_LISTED RECORDS_.
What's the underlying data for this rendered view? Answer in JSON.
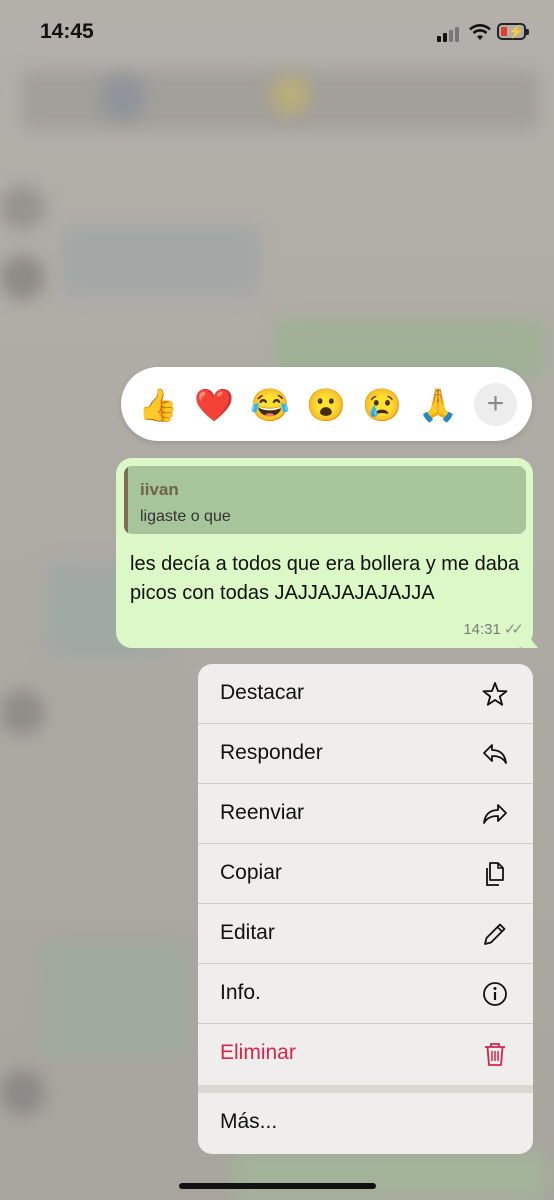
{
  "status_bar": {
    "time": "14:45"
  },
  "reactions": {
    "emojis": [
      "👍",
      "❤️",
      "😂",
      "😮",
      "😢",
      "🙏"
    ],
    "more_symbol": "+"
  },
  "message": {
    "quoted_author": "iivan",
    "quoted_text": "ligaste o que",
    "text": "les decía a todos que era bollera y me daba picos con todas JAJJAJAJAJAJJA",
    "time": "14:31",
    "ticks": "✓✓"
  },
  "menu": {
    "items": [
      {
        "label": "Destacar",
        "icon": "star-icon"
      },
      {
        "label": "Responder",
        "icon": "reply-icon"
      },
      {
        "label": "Reenviar",
        "icon": "forward-icon"
      },
      {
        "label": "Copiar",
        "icon": "copy-icon"
      },
      {
        "label": "Editar",
        "icon": "pencil-icon"
      },
      {
        "label": "Info.",
        "icon": "info-icon"
      },
      {
        "label": "Eliminar",
        "icon": "trash-icon"
      }
    ],
    "more_label": "Más..."
  },
  "colors": {
    "bubble": "#dbf8c6",
    "danger": "#d6254b",
    "menu_bg": "#efeeed"
  }
}
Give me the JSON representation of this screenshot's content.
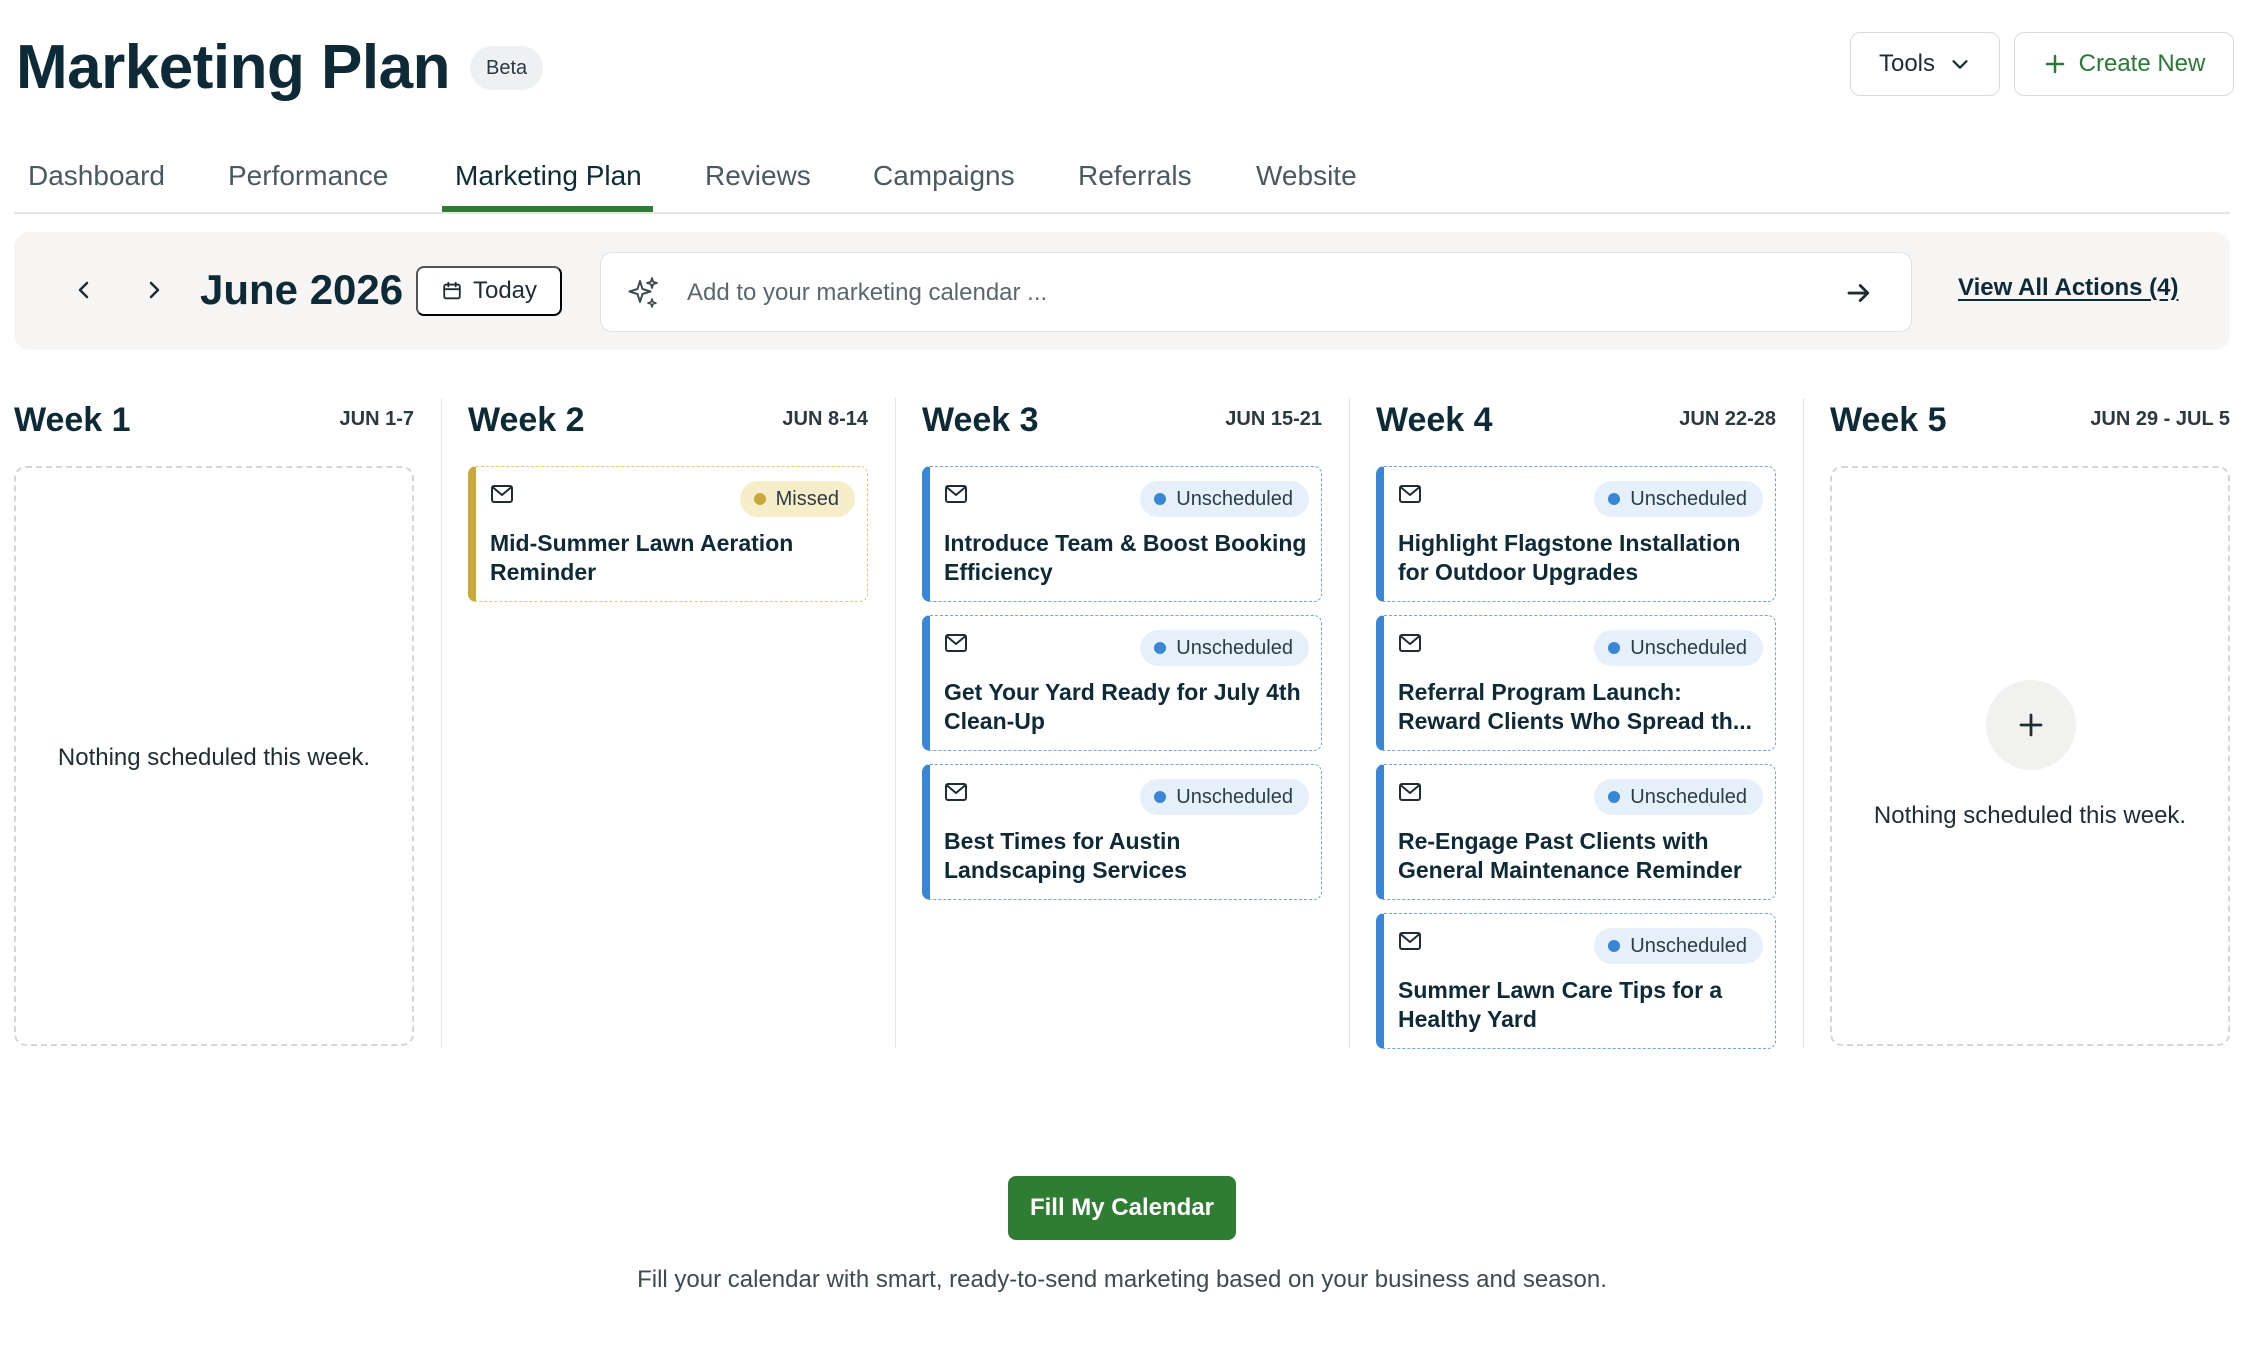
{
  "header": {
    "title": "Marketing Plan",
    "badge": "Beta",
    "tools_label": "Tools",
    "create_label": "Create New"
  },
  "tabs": [
    {
      "label": "Dashboard",
      "active": false
    },
    {
      "label": "Performance",
      "active": false
    },
    {
      "label": "Marketing Plan",
      "active": true
    },
    {
      "label": "Reviews",
      "active": false
    },
    {
      "label": "Campaigns",
      "active": false
    },
    {
      "label": "Referrals",
      "active": false
    },
    {
      "label": "Website",
      "active": false
    }
  ],
  "toolbar": {
    "month": "June 2026",
    "today_label": "Today",
    "input_placeholder": "Add to your marketing calendar ...",
    "view_all_label": "View All Actions (4)"
  },
  "weeks": [
    {
      "title": "Week 1",
      "range": "JUN 1-7",
      "empty_text": "Nothing scheduled this week.",
      "cards": []
    },
    {
      "title": "Week 2",
      "range": "JUN 8-14",
      "cards": [
        {
          "status": "Missed",
          "title": "Mid-Summer Lawn Aeration Reminder"
        }
      ]
    },
    {
      "title": "Week 3",
      "range": "JUN 15-21",
      "cards": [
        {
          "status": "Unscheduled",
          "title": "Introduce Team & Boost Booking Efficiency"
        },
        {
          "status": "Unscheduled",
          "title": "Get Your Yard Ready for July 4th Clean-Up"
        },
        {
          "status": "Unscheduled",
          "title": "Best Times for Austin Landscaping Services"
        }
      ]
    },
    {
      "title": "Week 4",
      "range": "JUN 22-28",
      "cards": [
        {
          "status": "Unscheduled",
          "title": "Highlight Flagstone Installation for Outdoor Upgrades"
        },
        {
          "status": "Unscheduled",
          "title": "Referral Program Launch: Reward Clients Who Spread th..."
        },
        {
          "status": "Unscheduled",
          "title": "Re-Engage Past Clients with General Maintenance Reminder"
        },
        {
          "status": "Unscheduled",
          "title": "Summer Lawn Care Tips for a Healthy Yard"
        }
      ]
    },
    {
      "title": "Week 5",
      "range": "JUN 29 - JUL 5",
      "empty_text": "Nothing scheduled this week.",
      "cards": []
    }
  ],
  "footer": {
    "fill_button": "Fill My Calendar",
    "description": "Fill your calendar with smart, ready-to-send marketing based on your business and season."
  },
  "icons": {
    "prev": "chevron-left-icon",
    "next": "chevron-right-icon",
    "today": "calendar-icon",
    "input": "sparkles-icon",
    "send": "arrow-right-icon",
    "card": "mail-icon",
    "add": "plus-icon"
  },
  "colors": {
    "brand_green": "#2e7d32",
    "unscheduled_blue": "#3a86d6",
    "missed_gold": "#c9a93a"
  }
}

_YOUR TASK_. Give back all entries exactly. No pictures belong in the copy.

_SOLUTION FOR THIS PROBLEM_.
What's the underlying data for this rendered view? Answer in JSON.
{
  "status_bar": {
    "time": "14:45"
  },
  "reactions": {
    "emojis": [
      "👍",
      "❤️",
      "😂",
      "😮",
      "😢",
      "🙏"
    ],
    "more_symbol": "+"
  },
  "message": {
    "quoted_author": "iivan",
    "quoted_text": "ligaste o que",
    "text": "les decía a todos que era bollera y me daba picos con todas JAJJAJAJAJAJJA",
    "time": "14:31",
    "ticks": "✓✓"
  },
  "menu": {
    "items": [
      {
        "label": "Destacar",
        "icon": "star-icon"
      },
      {
        "label": "Responder",
        "icon": "reply-icon"
      },
      {
        "label": "Reenviar",
        "icon": "forward-icon"
      },
      {
        "label": "Copiar",
        "icon": "copy-icon"
      },
      {
        "label": "Editar",
        "icon": "pencil-icon"
      },
      {
        "label": "Info.",
        "icon": "info-icon"
      },
      {
        "label": "Eliminar",
        "icon": "trash-icon"
      }
    ],
    "more_label": "Más..."
  },
  "colors": {
    "bubble": "#dbf8c6",
    "danger": "#d6254b",
    "menu_bg": "#efeeed"
  }
}
Give me the JSON representation of this screenshot's content.
{
  "header": {
    "title": "Marketing Plan",
    "badge": "Beta",
    "tools_label": "Tools",
    "create_label": "Create New"
  },
  "tabs": [
    {
      "label": "Dashboard",
      "active": false
    },
    {
      "label": "Performance",
      "active": false
    },
    {
      "label": "Marketing Plan",
      "active": true
    },
    {
      "label": "Reviews",
      "active": false
    },
    {
      "label": "Campaigns",
      "active": false
    },
    {
      "label": "Referrals",
      "active": false
    },
    {
      "label": "Website",
      "active": false
    }
  ],
  "toolbar": {
    "month": "June 2026",
    "today_label": "Today",
    "input_placeholder": "Add to your marketing calendar ...",
    "view_all_label": "View All Actions (4)"
  },
  "weeks": [
    {
      "title": "Week 1",
      "range": "JUN 1-7",
      "empty_text": "Nothing scheduled this week.",
      "cards": []
    },
    {
      "title": "Week 2",
      "range": "JUN 8-14",
      "cards": [
        {
          "status": "Missed",
          "title": "Mid-Summer Lawn Aeration Reminder"
        }
      ]
    },
    {
      "title": "Week 3",
      "range": "JUN 15-21",
      "cards": [
        {
          "status": "Unscheduled",
          "title": "Introduce Team & Boost Booking Efficiency"
        },
        {
          "status": "Unscheduled",
          "title": "Get Your Yard Ready for July 4th Clean-Up"
        },
        {
          "status": "Unscheduled",
          "title": "Best Times for Austin Landscaping Services"
        }
      ]
    },
    {
      "title": "Week 4",
      "range": "JUN 22-28",
      "cards": [
        {
          "status": "Unscheduled",
          "title": "Highlight Flagstone Installation for Outdoor Upgrades"
        },
        {
          "status": "Unscheduled",
          "title": "Referral Program Launch: Reward Clients Who Spread th..."
        },
        {
          "status": "Unscheduled",
          "title": "Re-Engage Past Clients with General Maintenance Reminder"
        },
        {
          "status": "Unscheduled",
          "title": "Summer Lawn Care Tips for a Healthy Yard"
        }
      ]
    },
    {
      "title": "Week 5",
      "range": "JUN 29 - JUL 5",
      "empty_text": "Nothing scheduled this week.",
      "cards": []
    }
  ],
  "footer": {
    "fill_button": "Fill My Calendar",
    "description": "Fill your calendar with smart, ready-to-send marketing based on your business and season."
  },
  "icons": {
    "prev": "chevron-left-icon",
    "next": "chevron-right-icon",
    "today": "calendar-icon",
    "input": "sparkles-icon",
    "send": "arrow-right-icon",
    "card": "mail-icon",
    "add": "plus-icon"
  },
  "colors": {
    "brand_green": "#2e7d32",
    "unscheduled_blue": "#3a86d6",
    "missed_gold": "#c9a93a"
  }
}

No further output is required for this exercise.